DESCRIPTION OF THE TASK
Find the lines that contain the word "ylabel" and copy each one.

Raw records
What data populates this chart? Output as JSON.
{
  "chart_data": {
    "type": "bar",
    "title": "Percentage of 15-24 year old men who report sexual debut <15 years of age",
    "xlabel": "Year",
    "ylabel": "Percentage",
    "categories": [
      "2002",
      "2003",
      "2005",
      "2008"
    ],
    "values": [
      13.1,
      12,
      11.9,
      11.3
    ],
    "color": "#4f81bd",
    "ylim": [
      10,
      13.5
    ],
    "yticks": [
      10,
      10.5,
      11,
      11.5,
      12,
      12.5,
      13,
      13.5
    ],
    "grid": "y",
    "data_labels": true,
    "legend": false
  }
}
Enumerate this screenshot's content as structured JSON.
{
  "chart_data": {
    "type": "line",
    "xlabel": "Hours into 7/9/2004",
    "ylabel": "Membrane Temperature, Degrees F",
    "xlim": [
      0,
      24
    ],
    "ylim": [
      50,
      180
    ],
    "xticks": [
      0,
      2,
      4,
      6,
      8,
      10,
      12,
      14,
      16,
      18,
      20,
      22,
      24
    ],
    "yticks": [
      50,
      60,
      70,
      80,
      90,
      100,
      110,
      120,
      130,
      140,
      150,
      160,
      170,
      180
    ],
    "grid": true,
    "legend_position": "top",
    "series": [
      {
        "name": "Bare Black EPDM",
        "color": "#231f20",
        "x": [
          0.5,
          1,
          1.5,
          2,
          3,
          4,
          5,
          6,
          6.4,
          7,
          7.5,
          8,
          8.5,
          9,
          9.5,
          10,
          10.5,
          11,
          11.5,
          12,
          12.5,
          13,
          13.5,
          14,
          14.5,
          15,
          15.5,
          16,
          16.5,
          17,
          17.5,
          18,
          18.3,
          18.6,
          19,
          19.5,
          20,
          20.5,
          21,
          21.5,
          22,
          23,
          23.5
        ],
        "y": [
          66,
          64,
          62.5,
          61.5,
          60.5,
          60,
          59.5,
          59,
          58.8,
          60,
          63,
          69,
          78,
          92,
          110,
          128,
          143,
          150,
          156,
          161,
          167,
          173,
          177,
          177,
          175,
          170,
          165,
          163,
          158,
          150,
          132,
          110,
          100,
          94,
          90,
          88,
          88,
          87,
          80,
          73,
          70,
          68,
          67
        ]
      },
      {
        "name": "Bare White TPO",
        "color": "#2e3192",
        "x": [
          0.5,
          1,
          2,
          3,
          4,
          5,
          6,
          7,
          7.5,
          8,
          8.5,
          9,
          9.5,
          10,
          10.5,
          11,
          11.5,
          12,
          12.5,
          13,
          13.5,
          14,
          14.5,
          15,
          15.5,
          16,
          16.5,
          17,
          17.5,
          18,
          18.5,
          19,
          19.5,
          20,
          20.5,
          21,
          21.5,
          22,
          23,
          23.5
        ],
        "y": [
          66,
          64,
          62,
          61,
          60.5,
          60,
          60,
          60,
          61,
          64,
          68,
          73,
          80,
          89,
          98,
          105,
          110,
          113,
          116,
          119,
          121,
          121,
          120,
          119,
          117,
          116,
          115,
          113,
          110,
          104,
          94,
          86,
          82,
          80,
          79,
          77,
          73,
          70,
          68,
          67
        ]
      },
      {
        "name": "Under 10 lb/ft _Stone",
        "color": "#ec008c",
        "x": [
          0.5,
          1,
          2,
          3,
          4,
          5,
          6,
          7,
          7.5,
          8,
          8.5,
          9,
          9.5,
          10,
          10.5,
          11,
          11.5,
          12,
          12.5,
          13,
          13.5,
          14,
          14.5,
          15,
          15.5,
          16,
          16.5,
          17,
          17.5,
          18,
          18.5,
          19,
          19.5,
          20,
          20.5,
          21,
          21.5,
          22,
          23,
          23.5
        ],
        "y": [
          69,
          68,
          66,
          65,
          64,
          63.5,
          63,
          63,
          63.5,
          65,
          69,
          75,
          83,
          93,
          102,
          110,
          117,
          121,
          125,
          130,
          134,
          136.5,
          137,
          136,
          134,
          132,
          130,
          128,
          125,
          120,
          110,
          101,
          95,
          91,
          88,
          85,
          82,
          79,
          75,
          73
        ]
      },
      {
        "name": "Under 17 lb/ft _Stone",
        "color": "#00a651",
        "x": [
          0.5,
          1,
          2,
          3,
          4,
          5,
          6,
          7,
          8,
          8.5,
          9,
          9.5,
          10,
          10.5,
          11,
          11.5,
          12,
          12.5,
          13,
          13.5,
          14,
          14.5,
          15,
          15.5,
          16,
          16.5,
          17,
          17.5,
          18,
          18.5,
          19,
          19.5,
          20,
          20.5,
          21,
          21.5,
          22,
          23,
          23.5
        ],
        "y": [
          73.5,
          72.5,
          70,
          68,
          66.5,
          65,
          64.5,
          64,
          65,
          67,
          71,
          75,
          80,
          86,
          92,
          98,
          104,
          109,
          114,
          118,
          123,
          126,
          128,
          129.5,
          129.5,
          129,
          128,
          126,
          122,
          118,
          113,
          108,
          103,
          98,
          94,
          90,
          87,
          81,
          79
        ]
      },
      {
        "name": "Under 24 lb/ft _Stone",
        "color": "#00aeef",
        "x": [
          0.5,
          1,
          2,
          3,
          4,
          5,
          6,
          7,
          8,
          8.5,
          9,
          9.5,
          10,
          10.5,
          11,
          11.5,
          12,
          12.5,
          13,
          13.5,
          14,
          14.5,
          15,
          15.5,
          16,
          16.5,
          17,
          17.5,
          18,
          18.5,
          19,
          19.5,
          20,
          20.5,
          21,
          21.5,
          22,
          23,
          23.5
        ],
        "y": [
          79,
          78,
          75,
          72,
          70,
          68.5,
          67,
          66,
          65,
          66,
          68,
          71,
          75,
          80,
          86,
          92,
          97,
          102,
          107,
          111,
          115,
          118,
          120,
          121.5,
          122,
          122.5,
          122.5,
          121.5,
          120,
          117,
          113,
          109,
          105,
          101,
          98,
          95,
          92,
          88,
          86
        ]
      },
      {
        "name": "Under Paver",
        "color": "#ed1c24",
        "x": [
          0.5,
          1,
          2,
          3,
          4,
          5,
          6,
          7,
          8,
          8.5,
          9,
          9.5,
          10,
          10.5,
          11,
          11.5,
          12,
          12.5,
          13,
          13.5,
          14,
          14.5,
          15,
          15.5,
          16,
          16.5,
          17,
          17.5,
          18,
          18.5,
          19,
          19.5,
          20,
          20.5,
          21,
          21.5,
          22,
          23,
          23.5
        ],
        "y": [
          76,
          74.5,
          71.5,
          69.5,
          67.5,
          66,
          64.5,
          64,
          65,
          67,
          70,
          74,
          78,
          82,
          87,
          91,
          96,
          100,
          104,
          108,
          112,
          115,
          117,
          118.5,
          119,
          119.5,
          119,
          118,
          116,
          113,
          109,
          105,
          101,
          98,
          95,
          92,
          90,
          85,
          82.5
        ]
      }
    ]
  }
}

SOLUTION TO THE EXERCISE
    "ylabel": "Percentage",
    "ylabel": "Membrane Temperature, Degrees F",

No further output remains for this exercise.